### TO DO:
Narrow the data below down to the lines containing "lain".

### DATA ENTRIES:
::::

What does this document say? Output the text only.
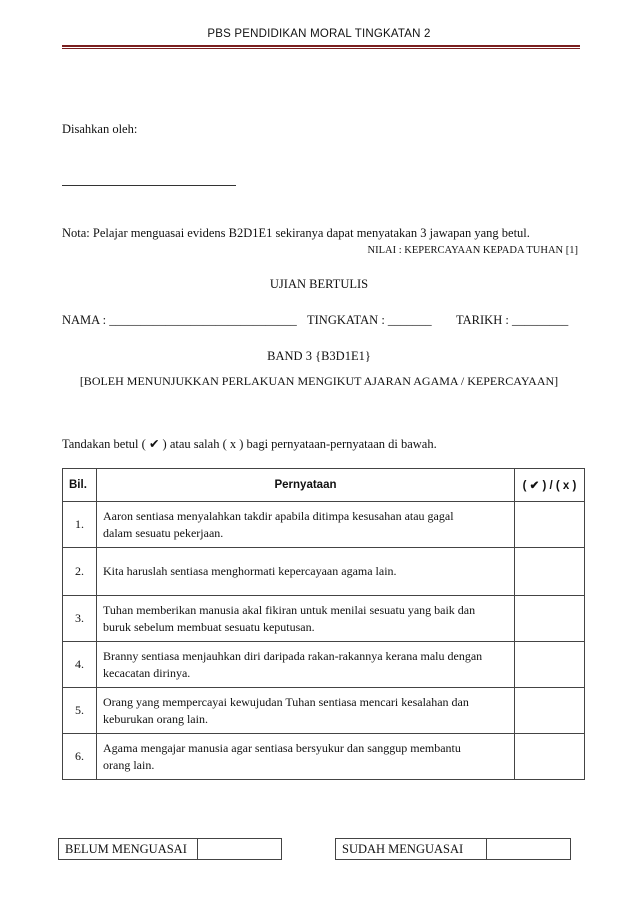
PBS PENDIDIKAN MORAL TINGKATAN 2
Disahkan oleh:
Nota: Pelajar menguasai evidens B2D1E1 sekiranya dapat menyatakan 3 jawapan yang betul.
NILAI : KEPERCAYAAN KEPADA TUHAN [1]
UJIAN BERTULIS
NAMA : ______________________________ TINGKATAN : _______ TARIKH : _________
BAND 3 {B3D1E1}
[BOLEH MENUNJUKKAN PERLAKUAN MENGIKUT AJARAN AGAMA / KEPERCAYAAN]
Tandakan betul ( ✔ ) atau salah ( x ) bagi pernyataan-pernyataan di bawah.
Bil.	Pernyataan	( ✔ ) / ( x )
1.	Aaron sentiasa menyalahkan takdir apabila ditimpa kesusahan atau gagal
dalam sesuatu pekerjaan.	
2.	Kita haruslah sentiasa menghormati kepercayaan agama lain.	
3.	Tuhan memberikan manusia akal fikiran untuk menilai sesuatu yang baik dan
buruk sebelum membuat sesuatu keputusan.	
4.	Branny sentiasa menjauhkan diri daripada rakan-rakannya kerana malu dengan
kecacatan dirinya.	
5.	Orang yang mempercayai kewujudan Tuhan sentiasa mencari kesalahan dan
keburukan orang lain.	
6.	Agama mengajar manusia agar sentiasa bersyukur dan sanggup membantu
orang lain.	
BELUM MENGUASAI	SUDAH MENGUASAI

::::

### EXERCISE ANSWER:
2.	Kita haruslah sentiasa menghormati kepercayaan agama lain.	
keburukan orang lain.	
orang lain.	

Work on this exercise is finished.